-- START DATA ENTRIES --

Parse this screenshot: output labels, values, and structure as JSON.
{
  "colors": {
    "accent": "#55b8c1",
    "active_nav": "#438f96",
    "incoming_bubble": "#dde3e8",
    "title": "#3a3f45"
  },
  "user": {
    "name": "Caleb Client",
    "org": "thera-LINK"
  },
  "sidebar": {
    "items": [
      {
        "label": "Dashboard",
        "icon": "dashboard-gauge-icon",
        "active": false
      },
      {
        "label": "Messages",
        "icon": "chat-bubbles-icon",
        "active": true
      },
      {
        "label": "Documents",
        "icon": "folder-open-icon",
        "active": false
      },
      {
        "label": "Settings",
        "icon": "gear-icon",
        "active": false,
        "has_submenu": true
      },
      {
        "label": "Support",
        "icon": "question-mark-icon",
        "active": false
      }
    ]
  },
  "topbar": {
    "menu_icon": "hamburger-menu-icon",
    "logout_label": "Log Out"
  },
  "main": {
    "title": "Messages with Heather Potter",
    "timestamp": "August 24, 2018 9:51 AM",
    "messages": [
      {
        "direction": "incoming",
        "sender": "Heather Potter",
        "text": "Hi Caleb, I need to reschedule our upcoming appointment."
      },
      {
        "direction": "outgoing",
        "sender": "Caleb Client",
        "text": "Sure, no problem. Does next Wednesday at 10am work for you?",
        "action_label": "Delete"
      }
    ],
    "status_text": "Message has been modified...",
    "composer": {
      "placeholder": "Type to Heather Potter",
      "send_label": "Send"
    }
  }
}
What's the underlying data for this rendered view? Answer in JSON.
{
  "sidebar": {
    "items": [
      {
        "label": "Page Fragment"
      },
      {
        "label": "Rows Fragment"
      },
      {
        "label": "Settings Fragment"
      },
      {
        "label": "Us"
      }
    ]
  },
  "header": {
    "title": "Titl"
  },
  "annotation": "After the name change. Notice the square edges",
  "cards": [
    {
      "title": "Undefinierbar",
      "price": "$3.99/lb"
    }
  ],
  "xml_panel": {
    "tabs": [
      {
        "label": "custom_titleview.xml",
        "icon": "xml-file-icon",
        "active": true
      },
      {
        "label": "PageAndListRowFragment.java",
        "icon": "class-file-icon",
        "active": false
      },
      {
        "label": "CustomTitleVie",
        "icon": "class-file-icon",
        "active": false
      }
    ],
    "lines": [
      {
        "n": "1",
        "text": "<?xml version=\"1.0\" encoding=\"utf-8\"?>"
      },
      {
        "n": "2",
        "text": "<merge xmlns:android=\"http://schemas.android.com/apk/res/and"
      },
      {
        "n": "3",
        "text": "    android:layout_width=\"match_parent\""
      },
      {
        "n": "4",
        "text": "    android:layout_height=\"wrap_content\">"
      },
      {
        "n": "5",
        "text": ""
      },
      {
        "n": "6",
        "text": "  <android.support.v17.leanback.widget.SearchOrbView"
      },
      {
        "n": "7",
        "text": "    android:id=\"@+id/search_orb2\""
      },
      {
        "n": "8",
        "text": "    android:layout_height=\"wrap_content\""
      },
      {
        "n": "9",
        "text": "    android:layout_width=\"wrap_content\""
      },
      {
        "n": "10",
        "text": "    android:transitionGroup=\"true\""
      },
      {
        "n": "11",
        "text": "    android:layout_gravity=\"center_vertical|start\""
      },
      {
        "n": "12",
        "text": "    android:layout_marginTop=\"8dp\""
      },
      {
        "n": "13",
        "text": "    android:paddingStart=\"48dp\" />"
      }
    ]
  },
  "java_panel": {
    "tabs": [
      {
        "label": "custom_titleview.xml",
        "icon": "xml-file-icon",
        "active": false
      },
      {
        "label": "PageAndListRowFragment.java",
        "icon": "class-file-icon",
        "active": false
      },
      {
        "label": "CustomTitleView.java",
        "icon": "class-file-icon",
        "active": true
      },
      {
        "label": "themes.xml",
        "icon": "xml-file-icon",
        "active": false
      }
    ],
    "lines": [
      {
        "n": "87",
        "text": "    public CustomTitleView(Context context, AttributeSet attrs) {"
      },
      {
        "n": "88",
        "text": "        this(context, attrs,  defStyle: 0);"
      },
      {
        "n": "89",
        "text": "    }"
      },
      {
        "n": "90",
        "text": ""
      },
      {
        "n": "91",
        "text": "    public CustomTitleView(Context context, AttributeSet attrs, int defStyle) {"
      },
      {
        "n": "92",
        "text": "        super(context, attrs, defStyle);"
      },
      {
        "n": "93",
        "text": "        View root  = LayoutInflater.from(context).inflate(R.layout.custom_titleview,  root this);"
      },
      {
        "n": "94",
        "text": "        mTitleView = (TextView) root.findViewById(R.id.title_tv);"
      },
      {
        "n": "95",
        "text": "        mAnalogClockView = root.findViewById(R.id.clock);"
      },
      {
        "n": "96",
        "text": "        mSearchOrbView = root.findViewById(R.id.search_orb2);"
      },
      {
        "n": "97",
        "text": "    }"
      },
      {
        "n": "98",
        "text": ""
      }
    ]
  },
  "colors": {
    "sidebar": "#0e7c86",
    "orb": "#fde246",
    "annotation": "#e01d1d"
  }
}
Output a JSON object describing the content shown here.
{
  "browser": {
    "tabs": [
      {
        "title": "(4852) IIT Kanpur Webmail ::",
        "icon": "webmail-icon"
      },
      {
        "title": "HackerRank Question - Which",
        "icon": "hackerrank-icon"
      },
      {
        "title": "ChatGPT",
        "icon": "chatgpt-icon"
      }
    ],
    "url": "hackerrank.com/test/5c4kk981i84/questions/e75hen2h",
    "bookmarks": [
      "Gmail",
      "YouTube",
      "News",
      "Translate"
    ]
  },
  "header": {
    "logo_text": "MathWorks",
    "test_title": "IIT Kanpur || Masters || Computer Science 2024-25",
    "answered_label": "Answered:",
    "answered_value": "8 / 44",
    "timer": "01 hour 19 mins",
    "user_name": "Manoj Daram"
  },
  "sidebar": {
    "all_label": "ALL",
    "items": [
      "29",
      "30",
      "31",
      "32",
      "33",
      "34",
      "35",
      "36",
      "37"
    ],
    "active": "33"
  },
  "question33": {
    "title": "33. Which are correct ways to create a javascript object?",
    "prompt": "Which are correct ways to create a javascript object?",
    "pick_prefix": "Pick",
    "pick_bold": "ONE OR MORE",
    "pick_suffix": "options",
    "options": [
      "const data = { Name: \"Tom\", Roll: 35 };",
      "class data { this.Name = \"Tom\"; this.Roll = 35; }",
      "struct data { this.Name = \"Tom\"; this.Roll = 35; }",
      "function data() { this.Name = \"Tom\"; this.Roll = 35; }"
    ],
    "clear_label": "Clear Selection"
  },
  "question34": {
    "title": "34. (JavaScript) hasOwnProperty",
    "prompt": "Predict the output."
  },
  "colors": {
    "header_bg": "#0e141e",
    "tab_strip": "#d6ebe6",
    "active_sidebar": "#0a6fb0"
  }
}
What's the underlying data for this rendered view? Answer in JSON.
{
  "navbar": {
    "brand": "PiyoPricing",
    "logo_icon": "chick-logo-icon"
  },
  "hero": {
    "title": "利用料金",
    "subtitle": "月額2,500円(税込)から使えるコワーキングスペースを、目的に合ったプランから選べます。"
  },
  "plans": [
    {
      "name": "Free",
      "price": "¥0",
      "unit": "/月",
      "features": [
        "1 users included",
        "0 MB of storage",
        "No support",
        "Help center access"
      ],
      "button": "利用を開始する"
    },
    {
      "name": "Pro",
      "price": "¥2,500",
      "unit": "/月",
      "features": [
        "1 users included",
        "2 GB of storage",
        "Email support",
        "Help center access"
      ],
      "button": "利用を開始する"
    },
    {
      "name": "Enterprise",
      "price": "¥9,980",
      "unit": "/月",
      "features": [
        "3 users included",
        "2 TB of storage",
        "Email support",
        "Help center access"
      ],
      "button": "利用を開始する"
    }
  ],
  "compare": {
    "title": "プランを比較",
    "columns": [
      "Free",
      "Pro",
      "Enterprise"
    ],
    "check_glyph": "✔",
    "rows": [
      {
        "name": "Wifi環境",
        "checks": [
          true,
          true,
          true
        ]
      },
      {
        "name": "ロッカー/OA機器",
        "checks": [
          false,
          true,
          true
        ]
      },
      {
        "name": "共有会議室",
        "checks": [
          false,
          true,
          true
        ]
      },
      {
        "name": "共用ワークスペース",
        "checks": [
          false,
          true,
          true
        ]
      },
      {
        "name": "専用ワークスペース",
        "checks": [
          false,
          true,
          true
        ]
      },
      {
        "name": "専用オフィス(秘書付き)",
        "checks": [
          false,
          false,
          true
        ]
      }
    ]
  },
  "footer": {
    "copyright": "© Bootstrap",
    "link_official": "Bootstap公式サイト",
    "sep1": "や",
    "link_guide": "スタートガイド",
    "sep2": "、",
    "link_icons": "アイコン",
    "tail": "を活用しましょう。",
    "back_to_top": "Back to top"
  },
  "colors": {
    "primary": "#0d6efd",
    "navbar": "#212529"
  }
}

-- END DATA ENTRIES --

▸ WHAT TO DO: Filter the entries above down to the lines containing the word "Which".

▸ RESPONSE TO THE EXERCISE:
        "title": "HackerRank Question - Which",
    "title": "33. Which are correct ways to create a javascript object?",
    "prompt": "Which are correct ways to create a javascript object?",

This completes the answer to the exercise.